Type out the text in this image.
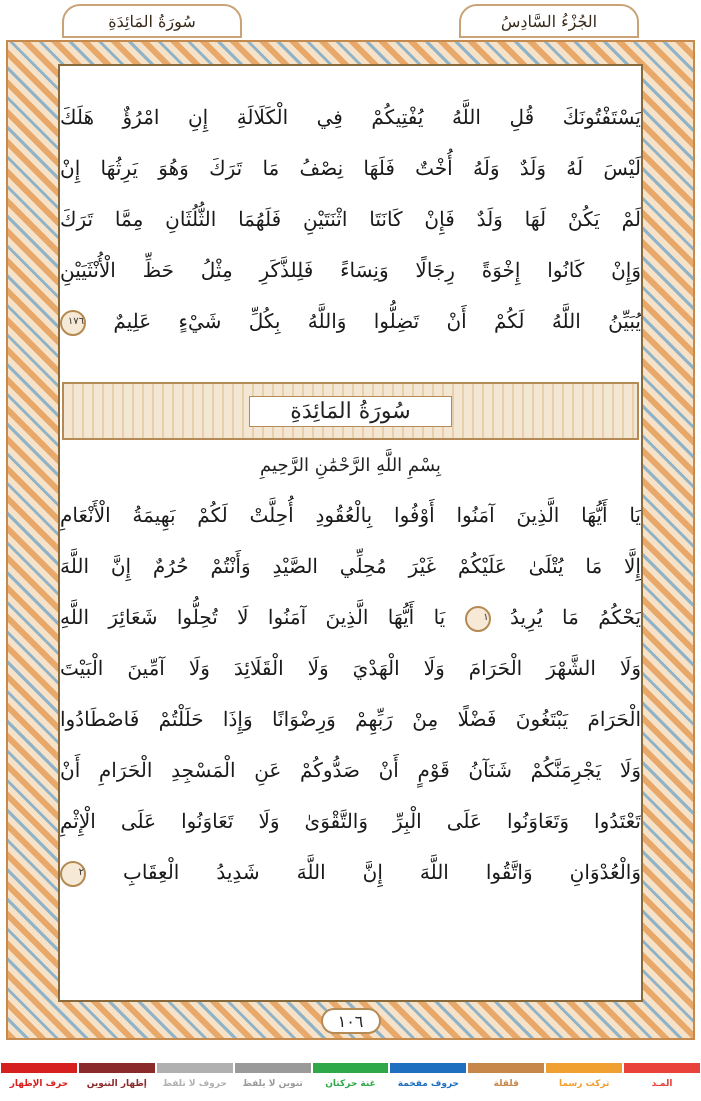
سُورَةُ المَائِدَةِ	الجُزْءُ السَّادِسُ
يَسْتَفْتُونَكَ قُلِ اللَّهُ يُفْتِيكُمْ فِي الْكَلَالَةِ إِنِ امْرُؤٌ هَلَكَ
لَيْسَ لَهُ وَلَدٌ وَلَهُ أُخْتٌ فَلَهَا نِصْفُ مَا تَرَكَ وَهُوَ يَرِثُهَا إِنْ
لَمْ يَكُنْ لَهَا وَلَدٌ فَإِنْ كَانَتَا اثْنَتَيْنِ فَلَهُمَا الثُّلُثَانِ مِمَّا تَرَكَ
وَإِنْ كَانُوا إِخْوَةً رِجَالًا وَنِسَاءً فَلِلذَّكَرِ مِثْلُ حَظِّ الْأُنْثَيَيْنِ
يُبَيِّنُ اللَّهُ لَكُمْ أَنْ تَضِلُّوا وَاللَّهُ بِكُلِّ شَيْءٍ عَلِيمٌ ١٧٦
سُورَةُ المَائِدَةِ
بِسْمِ اللَّهِ الرَّحْمَٰنِ الرَّحِيمِ
يَا أَيُّهَا الَّذِينَ آمَنُوا أَوْفُوا بِالْعُقُودِ أُحِلَّتْ لَكُمْ بَهِيمَةُ الْأَنْعَامِ
إِلَّا مَا يُتْلَىٰ عَلَيْكُمْ غَيْرَ مُحِلِّي الصَّيْدِ وَأَنْتُمْ حُرُمٌ إِنَّ اللَّهَ
يَحْكُمُ مَا يُرِيدُ ١ يَا أَيُّهَا الَّذِينَ آمَنُوا لَا تُحِلُّوا شَعَائِرَ اللَّهِ
وَلَا الشَّهْرَ الْحَرَامَ وَلَا الْهَدْيَ وَلَا الْقَلَائِدَ وَلَا آمِّينَ الْبَيْتَ
الْحَرَامَ يَبْتَغُونَ فَضْلًا مِنْ رَبِّهِمْ وَرِضْوَانًا وَإِذَا حَلَلْتُمْ فَاصْطَادُوا
وَلَا يَجْرِمَنَّكُمْ شَنَآنُ قَوْمٍ أَنْ صَدُّوكُمْ عَنِ الْمَسْجِدِ الْحَرَامِ أَنْ
تَعْتَدُوا وَتَعَاوَنُوا عَلَى الْبِرِّ وَالتَّقْوَىٰ وَلَا تَعَاوَنُوا عَلَى الْإِثْمِ
وَالْعُدْوَانِ وَاتَّقُوا اللَّهَ إِنَّ اللَّهَ شَدِيدُ الْعِقَابِ ٢
١٠٦
المـد
تركت رسما
قلقلة
حروف مفخمة
غنة حركتان
تنوين لا يلفظ
حروف لا تلفظ
إظهار التنوين
حرف الإظهار
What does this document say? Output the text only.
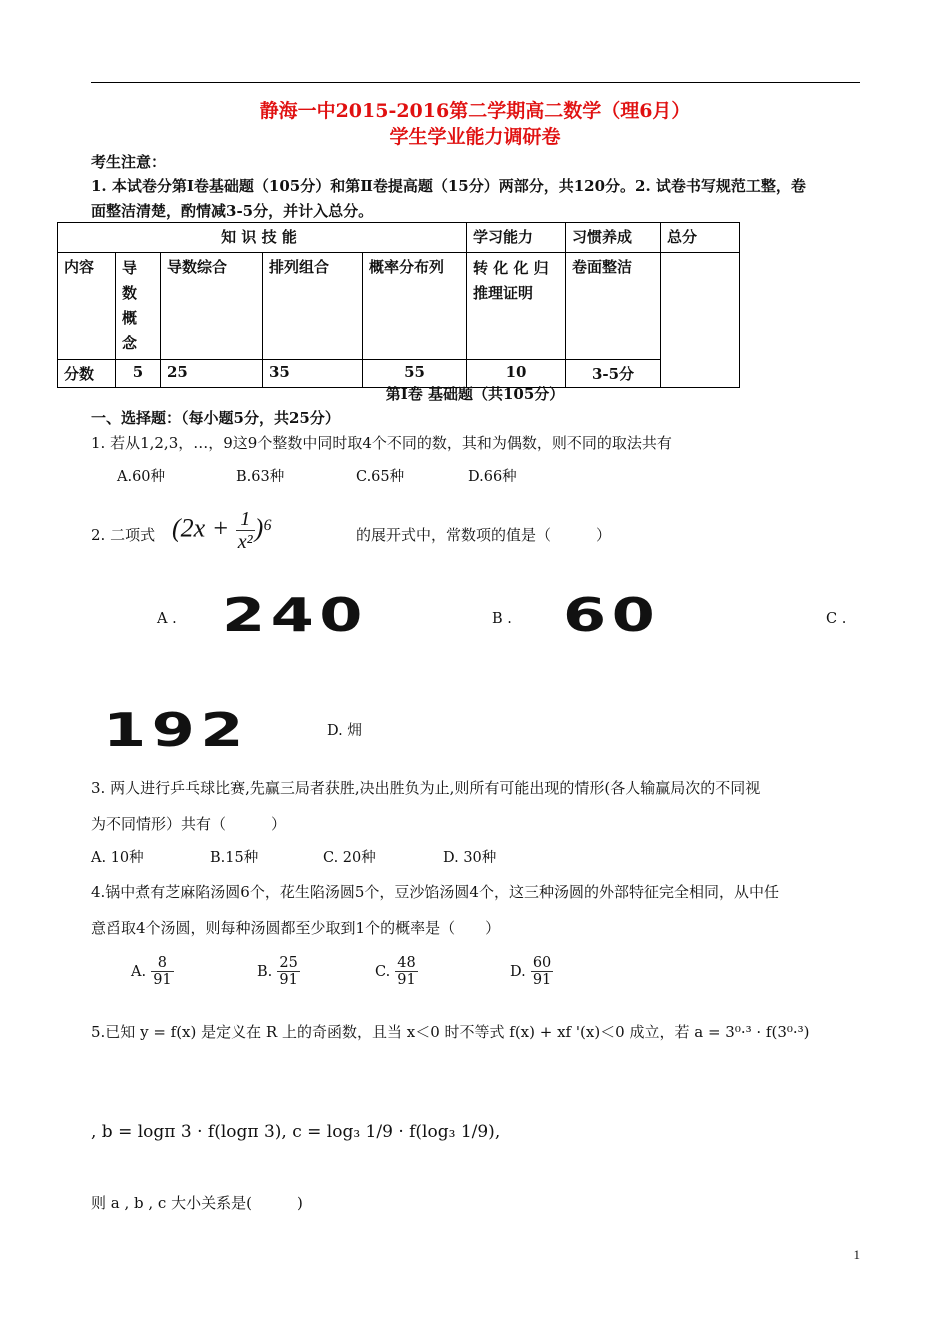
静海一中2015-2016第二学期高二数学（理6月）
学生学业能力调研卷
考生注意：
1. 本试卷分第Ⅰ卷基础题（105分）和第Ⅱ卷提高题（15分）两部分，共120分。2. 试卷书写规范工整，卷
面整洁清楚，酌情减3-5分，并计入总分。
知 识 技 能					学习能力	习惯养成	总分
内容	导
数
概
念	导数综合	排列组合	概率分布列	转 化 化 归 推理证明	卷面整洁	
分数	5	25	35	55	10	3-5分	
第Ⅰ卷 基础题（共105分）
一、选择题：（每小题5分，共25分）
1. 若从1,2,3，…，9这9个整数中同时取4个不同的数，其和为偶数，则不同的取法共有
A.60种	B.63种	C.65种	D.66种
2. 二项式 $(2x + \frac{1}{\text{x²}} )^6$	的展开式中，常数项的值是（　　　）
A . 240	B . 60	C .
192	D. 㶲
3. 两人进行乒乓球比赛,先赢三局者获胜,决出胜负为止,则所有可能出现的情形(各人输赢局次的不同视
为不同情形）共有（　　　）
A. 10种	B.15种	C. 20种	D. 30种
4.锅中煮有芝麻陷汤圆6个，花生陷汤圆5个，豆沙馅汤圆4个，这三种汤圆的外部特征完全相同，从中任
意舀取4个汤圆，则每种汤圆都至少取到1个的概率是（　　）
A. $\frac{8}{91}$	B. $\frac{25}{91}$	C. $\frac{48}{91}$	D. $\frac{60}{91}$
5.已知 y = f(x) 是定义在 R 上的奇函数，且当 x＜0 时不等式 f(x) + xf '(x)＜0 成立，若 a = 3⁰·³ · f(3⁰·³)
, b = logπ 3 · f(logπ 3), c = log₃ 1/9 · f(log₃ 1/9),
则 a , b , c 大小关系是(　　　)
1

*Stated task*: Identify which lines contain the word "this" and copy each one.

*The completed task*:
Type out the text in this image.
What does this document say? Output the text only.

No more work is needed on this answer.